Set problem: Tell how many lines in the data below hold the string "name"; give nothing but the number.

------------------------------------------------------------

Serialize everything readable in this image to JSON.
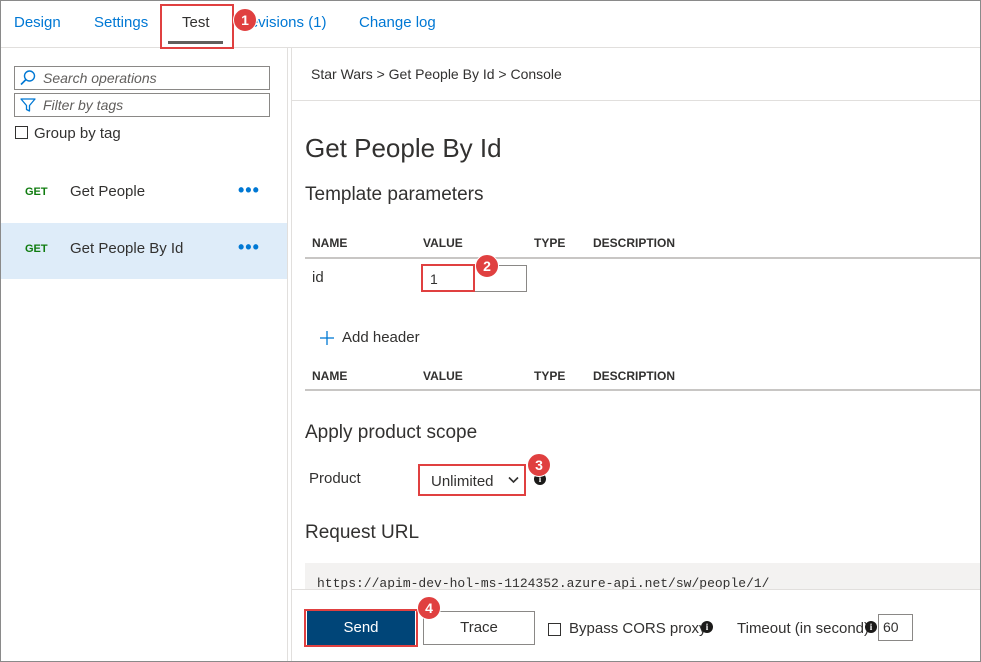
{
  "tabs": [
    {
      "label": "Design"
    },
    {
      "label": "Settings"
    },
    {
      "label": "Test"
    },
    {
      "label": "Revisions (1)"
    },
    {
      "label": "Change log"
    }
  ],
  "sidebar": {
    "search_placeholder": "Search operations",
    "filter_placeholder": "Filter by tags",
    "group_by_tag_label": "Group by tag",
    "operations": [
      {
        "verb": "GET",
        "name": "Get People",
        "more": "•••"
      },
      {
        "verb": "GET",
        "name": "Get People By Id",
        "more": "•••"
      }
    ]
  },
  "main": {
    "breadcrumb": "Star Wars  >  Get People By Id  >  Console",
    "title": "Get People By Id",
    "template_params_heading": "Template parameters",
    "columns": {
      "name": "NAME",
      "value": "VALUE",
      "type": "TYPE",
      "description": "DESCRIPTION"
    },
    "template_param": {
      "name": "id",
      "value": "1"
    },
    "add_header_label": "Add header",
    "product_scope_heading": "Apply product scope",
    "product_label": "Product",
    "product_value": "Unlimited",
    "request_url_heading": "Request URL",
    "request_url": "https://apim-dev-hol-ms-1124352.azure-api.net/sw/people/1/"
  },
  "footer": {
    "send_label": "Send",
    "trace_label": "Trace",
    "bypass_cors_label": "Bypass CORS proxy",
    "timeout_label": "Timeout (in second)",
    "timeout_value": "60"
  },
  "callouts": [
    "1",
    "2",
    "3",
    "4"
  ],
  "colors": {
    "accent": "#0078d4",
    "send": "#004578",
    "callout": "#e04040",
    "selected_row": "#deecf9",
    "get_verb": "#107c10"
  }
}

------------------------------------------------------------

Exercise answer: 4